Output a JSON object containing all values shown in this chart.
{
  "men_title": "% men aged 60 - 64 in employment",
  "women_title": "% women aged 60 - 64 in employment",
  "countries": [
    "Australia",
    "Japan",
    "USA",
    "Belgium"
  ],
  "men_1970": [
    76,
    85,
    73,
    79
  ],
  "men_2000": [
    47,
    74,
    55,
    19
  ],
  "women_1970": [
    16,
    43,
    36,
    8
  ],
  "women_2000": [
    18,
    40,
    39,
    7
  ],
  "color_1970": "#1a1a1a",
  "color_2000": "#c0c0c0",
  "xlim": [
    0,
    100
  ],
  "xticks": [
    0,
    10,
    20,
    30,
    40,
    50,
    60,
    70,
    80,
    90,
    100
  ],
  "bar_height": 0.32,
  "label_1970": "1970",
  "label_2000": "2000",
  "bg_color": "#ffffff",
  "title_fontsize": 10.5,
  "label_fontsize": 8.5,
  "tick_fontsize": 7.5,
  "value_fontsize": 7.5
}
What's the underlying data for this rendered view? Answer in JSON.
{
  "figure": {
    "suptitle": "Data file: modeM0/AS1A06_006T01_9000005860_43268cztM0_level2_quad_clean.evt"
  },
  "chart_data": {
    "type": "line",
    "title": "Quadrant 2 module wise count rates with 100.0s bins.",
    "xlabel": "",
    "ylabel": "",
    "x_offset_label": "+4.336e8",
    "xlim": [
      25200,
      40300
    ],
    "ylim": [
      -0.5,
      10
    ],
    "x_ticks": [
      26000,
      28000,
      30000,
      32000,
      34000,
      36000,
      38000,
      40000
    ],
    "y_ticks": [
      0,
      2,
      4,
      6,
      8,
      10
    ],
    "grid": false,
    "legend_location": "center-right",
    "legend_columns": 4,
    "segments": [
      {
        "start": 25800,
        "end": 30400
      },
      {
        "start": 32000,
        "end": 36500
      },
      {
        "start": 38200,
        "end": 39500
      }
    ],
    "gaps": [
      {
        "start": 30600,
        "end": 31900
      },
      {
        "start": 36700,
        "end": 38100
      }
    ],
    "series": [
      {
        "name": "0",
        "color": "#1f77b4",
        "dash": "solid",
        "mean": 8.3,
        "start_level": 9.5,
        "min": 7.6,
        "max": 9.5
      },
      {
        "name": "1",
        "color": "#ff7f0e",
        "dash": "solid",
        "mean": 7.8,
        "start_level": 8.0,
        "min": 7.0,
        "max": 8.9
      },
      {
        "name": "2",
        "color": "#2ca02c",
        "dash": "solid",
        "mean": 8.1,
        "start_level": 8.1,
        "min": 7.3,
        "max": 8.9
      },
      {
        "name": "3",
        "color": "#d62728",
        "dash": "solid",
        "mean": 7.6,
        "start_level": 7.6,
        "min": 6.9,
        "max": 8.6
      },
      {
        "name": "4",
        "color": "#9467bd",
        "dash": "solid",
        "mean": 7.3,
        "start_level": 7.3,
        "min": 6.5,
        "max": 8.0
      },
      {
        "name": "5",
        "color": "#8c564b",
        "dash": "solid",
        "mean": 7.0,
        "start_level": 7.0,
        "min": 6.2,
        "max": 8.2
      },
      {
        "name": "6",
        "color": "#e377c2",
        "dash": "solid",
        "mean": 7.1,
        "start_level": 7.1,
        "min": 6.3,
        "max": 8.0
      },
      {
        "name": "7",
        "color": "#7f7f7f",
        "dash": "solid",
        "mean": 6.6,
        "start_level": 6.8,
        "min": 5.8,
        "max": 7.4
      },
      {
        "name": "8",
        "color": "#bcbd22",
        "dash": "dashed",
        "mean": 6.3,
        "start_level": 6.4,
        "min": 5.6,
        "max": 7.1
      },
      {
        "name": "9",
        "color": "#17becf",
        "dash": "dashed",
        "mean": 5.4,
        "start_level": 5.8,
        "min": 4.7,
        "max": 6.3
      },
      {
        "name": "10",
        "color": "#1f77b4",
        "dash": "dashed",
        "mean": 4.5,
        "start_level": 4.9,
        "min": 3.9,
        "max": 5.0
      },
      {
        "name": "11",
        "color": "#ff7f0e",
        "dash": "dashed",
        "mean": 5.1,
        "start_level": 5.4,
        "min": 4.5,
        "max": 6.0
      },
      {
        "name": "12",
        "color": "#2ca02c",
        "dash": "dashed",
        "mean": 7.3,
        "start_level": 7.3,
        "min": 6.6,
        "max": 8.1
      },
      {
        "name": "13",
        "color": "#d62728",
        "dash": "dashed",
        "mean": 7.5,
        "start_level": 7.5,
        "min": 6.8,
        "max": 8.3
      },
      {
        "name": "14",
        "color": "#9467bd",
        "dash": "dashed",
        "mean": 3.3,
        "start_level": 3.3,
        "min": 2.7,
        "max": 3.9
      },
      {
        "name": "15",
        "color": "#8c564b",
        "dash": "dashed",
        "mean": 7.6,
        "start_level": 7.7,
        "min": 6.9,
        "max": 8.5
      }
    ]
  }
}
________________
> [WHAT NEEDS TO BE DONE] Nothing should be changed: write out all of the data as is.

> [SOLUTION TO THIS PROBLEM]
Output a JSON object containing all values shown in this chart.
{
  "men_title": "% men aged 60 - 64 in employment",
  "women_title": "% women aged 60 - 64 in employment",
  "countries": [
    "Australia",
    "Japan",
    "USA",
    "Belgium"
  ],
  "men_1970": [
    76,
    85,
    73,
    79
  ],
  "men_2000": [
    47,
    74,
    55,
    19
  ],
  "women_1970": [
    16,
    43,
    36,
    8
  ],
  "women_2000": [
    18,
    40,
    39,
    7
  ],
  "color_1970": "#1a1a1a",
  "color_2000": "#c0c0c0",
  "xlim": [
    0,
    100
  ],
  "xticks": [
    0,
    10,
    20,
    30,
    40,
    50,
    60,
    70,
    80,
    90,
    100
  ],
  "bar_height": 0.32,
  "label_1970": "1970",
  "label_2000": "2000",
  "bg_color": "#ffffff",
  "title_fontsize": 10.5,
  "label_fontsize": 8.5,
  "tick_fontsize": 7.5,
  "value_fontsize": 7.5
}
What's the underlying data for this rendered view? Answer in JSON.
{
  "figure": {
    "suptitle": "Data file: modeM0/AS1A06_006T01_9000005860_43268cztM0_level2_quad_clean.evt"
  },
  "chart_data": {
    "type": "line",
    "title": "Quadrant 2 module wise count rates with 100.0s bins.",
    "xlabel": "",
    "ylabel": "",
    "x_offset_label": "+4.336e8",
    "xlim": [
      25200,
      40300
    ],
    "ylim": [
      -0.5,
      10
    ],
    "x_ticks": [
      26000,
      28000,
      30000,
      32000,
      34000,
      36000,
      38000,
      40000
    ],
    "y_ticks": [
      0,
      2,
      4,
      6,
      8,
      10
    ],
    "grid": false,
    "legend_location": "center-right",
    "legend_columns": 4,
    "segments": [
      {
        "start": 25800,
        "end": 30400
      },
      {
        "start": 32000,
        "end": 36500
      },
      {
        "start": 38200,
        "end": 39500
      }
    ],
    "gaps": [
      {
        "start": 30600,
        "end": 31900
      },
      {
        "start": 36700,
        "end": 38100
      }
    ],
    "series": [
      {
        "name": "0",
        "color": "#1f77b4",
        "dash": "solid",
        "mean": 8.3,
        "start_level": 9.5,
        "min": 7.6,
        "max": 9.5
      },
      {
        "name": "1",
        "color": "#ff7f0e",
        "dash": "solid",
        "mean": 7.8,
        "start_level": 8.0,
        "min": 7.0,
        "max": 8.9
      },
      {
        "name": "2",
        "color": "#2ca02c",
        "dash": "solid",
        "mean": 8.1,
        "start_level": 8.1,
        "min": 7.3,
        "max": 8.9
      },
      {
        "name": "3",
        "color": "#d62728",
        "dash": "solid",
        "mean": 7.6,
        "start_level": 7.6,
        "min": 6.9,
        "max": 8.6
      },
      {
        "name": "4",
        "color": "#9467bd",
        "dash": "solid",
        "mean": 7.3,
        "start_level": 7.3,
        "min": 6.5,
        "max": 8.0
      },
      {
        "name": "5",
        "color": "#8c564b",
        "dash": "solid",
        "mean": 7.0,
        "start_level": 7.0,
        "min": 6.2,
        "max": 8.2
      },
      {
        "name": "6",
        "color": "#e377c2",
        "dash": "solid",
        "mean": 7.1,
        "start_level": 7.1,
        "min": 6.3,
        "max": 8.0
      },
      {
        "name": "7",
        "color": "#7f7f7f",
        "dash": "solid",
        "mean": 6.6,
        "start_level": 6.8,
        "min": 5.8,
        "max": 7.4
      },
      {
        "name": "8",
        "color": "#bcbd22",
        "dash": "dashed",
        "mean": 6.3,
        "start_level": 6.4,
        "min": 5.6,
        "max": 7.1
      },
      {
        "name": "9",
        "color": "#17becf",
        "dash": "dashed",
        "mean": 5.4,
        "start_level": 5.8,
        "min": 4.7,
        "max": 6.3
      },
      {
        "name": "10",
        "color": "#1f77b4",
        "dash": "dashed",
        "mean": 4.5,
        "start_level": 4.9,
        "min": 3.9,
        "max": 5.0
      },
      {
        "name": "11",
        "color": "#ff7f0e",
        "dash": "dashed",
        "mean": 5.1,
        "start_level": 5.4,
        "min": 4.5,
        "max": 6.0
      },
      {
        "name": "12",
        "color": "#2ca02c",
        "dash": "dashed",
        "mean": 7.3,
        "start_level": 7.3,
        "min": 6.6,
        "max": 8.1
      },
      {
        "name": "13",
        "color": "#d62728",
        "dash": "dashed",
        "mean": 7.5,
        "start_level": 7.5,
        "min": 6.8,
        "max": 8.3
      },
      {
        "name": "14",
        "color": "#9467bd",
        "dash": "dashed",
        "mean": 3.3,
        "start_level": 3.3,
        "min": 2.7,
        "max": 3.9
      },
      {
        "name": "15",
        "color": "#8c564b",
        "dash": "dashed",
        "mean": 7.6,
        "start_level": 7.7,
        "min": 6.9,
        "max": 8.5
      }
    ]
  }
}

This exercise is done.